---------- Items

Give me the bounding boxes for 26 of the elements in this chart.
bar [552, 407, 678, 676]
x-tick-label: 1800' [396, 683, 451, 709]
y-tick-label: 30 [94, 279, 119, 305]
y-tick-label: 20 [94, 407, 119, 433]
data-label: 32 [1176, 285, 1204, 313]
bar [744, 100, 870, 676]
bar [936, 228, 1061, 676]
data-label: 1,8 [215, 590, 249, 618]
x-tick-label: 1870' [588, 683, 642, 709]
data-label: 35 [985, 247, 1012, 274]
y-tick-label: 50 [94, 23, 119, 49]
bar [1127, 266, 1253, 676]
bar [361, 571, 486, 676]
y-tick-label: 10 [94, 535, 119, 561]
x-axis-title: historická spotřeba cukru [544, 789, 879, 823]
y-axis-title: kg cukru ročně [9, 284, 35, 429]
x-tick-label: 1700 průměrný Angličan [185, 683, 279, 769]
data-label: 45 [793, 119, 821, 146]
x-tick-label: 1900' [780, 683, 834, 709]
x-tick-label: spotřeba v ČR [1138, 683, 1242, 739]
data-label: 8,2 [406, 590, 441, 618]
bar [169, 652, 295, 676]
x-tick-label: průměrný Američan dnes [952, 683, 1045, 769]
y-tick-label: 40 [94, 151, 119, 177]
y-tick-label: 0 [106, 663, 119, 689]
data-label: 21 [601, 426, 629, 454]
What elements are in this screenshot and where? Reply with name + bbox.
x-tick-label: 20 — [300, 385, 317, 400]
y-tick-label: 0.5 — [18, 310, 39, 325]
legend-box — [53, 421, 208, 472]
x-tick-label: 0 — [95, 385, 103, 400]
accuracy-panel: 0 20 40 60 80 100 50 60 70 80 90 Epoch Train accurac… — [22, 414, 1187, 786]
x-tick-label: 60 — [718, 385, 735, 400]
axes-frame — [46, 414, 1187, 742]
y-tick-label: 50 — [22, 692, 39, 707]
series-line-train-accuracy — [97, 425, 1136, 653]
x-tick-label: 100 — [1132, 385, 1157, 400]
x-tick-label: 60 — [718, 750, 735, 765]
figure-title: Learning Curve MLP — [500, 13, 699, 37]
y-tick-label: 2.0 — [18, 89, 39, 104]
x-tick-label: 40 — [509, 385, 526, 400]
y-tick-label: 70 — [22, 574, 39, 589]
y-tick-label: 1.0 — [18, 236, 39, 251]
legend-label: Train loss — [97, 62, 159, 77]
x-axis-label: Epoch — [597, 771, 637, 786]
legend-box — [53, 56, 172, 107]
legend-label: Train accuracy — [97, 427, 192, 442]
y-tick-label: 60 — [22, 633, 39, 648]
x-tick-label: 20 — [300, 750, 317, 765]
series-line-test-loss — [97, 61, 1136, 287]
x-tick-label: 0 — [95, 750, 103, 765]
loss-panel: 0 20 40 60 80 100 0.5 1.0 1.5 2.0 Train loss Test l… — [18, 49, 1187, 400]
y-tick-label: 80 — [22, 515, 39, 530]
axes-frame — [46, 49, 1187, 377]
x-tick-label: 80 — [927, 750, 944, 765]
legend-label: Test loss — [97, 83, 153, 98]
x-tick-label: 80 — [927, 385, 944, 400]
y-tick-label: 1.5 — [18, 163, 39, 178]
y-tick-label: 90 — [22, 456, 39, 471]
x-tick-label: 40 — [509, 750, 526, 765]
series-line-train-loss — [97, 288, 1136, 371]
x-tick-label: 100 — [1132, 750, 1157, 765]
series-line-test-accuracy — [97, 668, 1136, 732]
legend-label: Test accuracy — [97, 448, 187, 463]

--------------------

- [The task]: Copy every line of the records above verbatim, in their original order.

- [Result of this exercise]:
Give me the bounding boxes for 26 of the elements in this chart.
bar [552, 407, 678, 676]
x-tick-label: 1800' [396, 683, 451, 709]
y-tick-label: 30 [94, 279, 119, 305]
y-tick-label: 20 [94, 407, 119, 433]
data-label: 32 [1176, 285, 1204, 313]
bar [744, 100, 870, 676]
bar [936, 228, 1061, 676]
data-label: 1,8 [215, 590, 249, 618]
x-tick-label: 1870' [588, 683, 642, 709]
data-label: 35 [985, 247, 1012, 274]
y-tick-label: 50 [94, 23, 119, 49]
bar [1127, 266, 1253, 676]
bar [361, 571, 486, 676]
y-tick-label: 10 [94, 535, 119, 561]
x-axis-title: historická spotřeba cukru [544, 789, 879, 823]
y-axis-title: kg cukru ročně [9, 284, 35, 429]
x-tick-label: 1700 průměrný Angličan [185, 683, 279, 769]
data-label: 45 [793, 119, 821, 146]
x-tick-label: 1900' [780, 683, 834, 709]
x-tick-label: spotřeba v ČR [1138, 683, 1242, 739]
data-label: 8,2 [406, 590, 441, 618]
bar [169, 652, 295, 676]
x-tick-label: průměrný Američan dnes [952, 683, 1045, 769]
y-tick-label: 40 [94, 151, 119, 177]
y-tick-label: 0 [106, 663, 119, 689]
data-label: 21 [601, 426, 629, 454]
What elements are in this screenshot and where? Reply with name + bbox.
x-tick-label: 20 — [300, 385, 317, 400]
y-tick-label: 0.5 — [18, 310, 39, 325]
legend-box — [53, 421, 208, 472]
x-tick-label: 0 — [95, 385, 103, 400]
accuracy-panel: 0 20 40 60 80 100 50 60 70 80 90 Epoch Train accurac… — [22, 414, 1187, 786]
x-tick-label: 60 — [718, 385, 735, 400]
axes-frame — [46, 414, 1187, 742]
y-tick-label: 50 — [22, 692, 39, 707]
series-line-train-accuracy — [97, 425, 1136, 653]
x-tick-label: 100 — [1132, 385, 1157, 400]
x-tick-label: 60 — [718, 750, 735, 765]
figure-title: Learning Curve MLP — [500, 13, 699, 37]
y-tick-label: 2.0 — [18, 89, 39, 104]
x-tick-label: 40 — [509, 385, 526, 400]
y-tick-label: 70 — [22, 574, 39, 589]
y-tick-label: 1.0 — [18, 236, 39, 251]
legend-label: Train loss — [97, 62, 159, 77]
x-axis-label: Epoch — [597, 771, 637, 786]
legend-box — [53, 56, 172, 107]
legend-label: Train accuracy — [97, 427, 192, 442]
y-tick-label: 60 — [22, 633, 39, 648]
x-tick-label: 20 — [300, 750, 317, 765]
series-line-test-loss — [97, 61, 1136, 287]
x-tick-label: 0 — [95, 750, 103, 765]
loss-panel: 0 20 40 60 80 100 0.5 1.0 1.5 2.0 Train loss Test l… — [18, 49, 1187, 400]
y-tick-label: 80 — [22, 515, 39, 530]
axes-frame — [46, 49, 1187, 377]
x-tick-label: 80 — [927, 750, 944, 765]
legend-label: Test loss — [97, 83, 153, 98]
x-tick-label: 80 — [927, 385, 944, 400]
y-tick-label: 1.5 — [18, 163, 39, 178]
y-tick-label: 90 — [22, 456, 39, 471]
x-tick-label: 40 — [509, 750, 526, 765]
series-line-train-loss — [97, 288, 1136, 371]
x-tick-label: 100 — [1132, 750, 1157, 765]
series-line-test-accuracy — [97, 668, 1136, 732]
legend-label: Test accuracy — [97, 448, 187, 463]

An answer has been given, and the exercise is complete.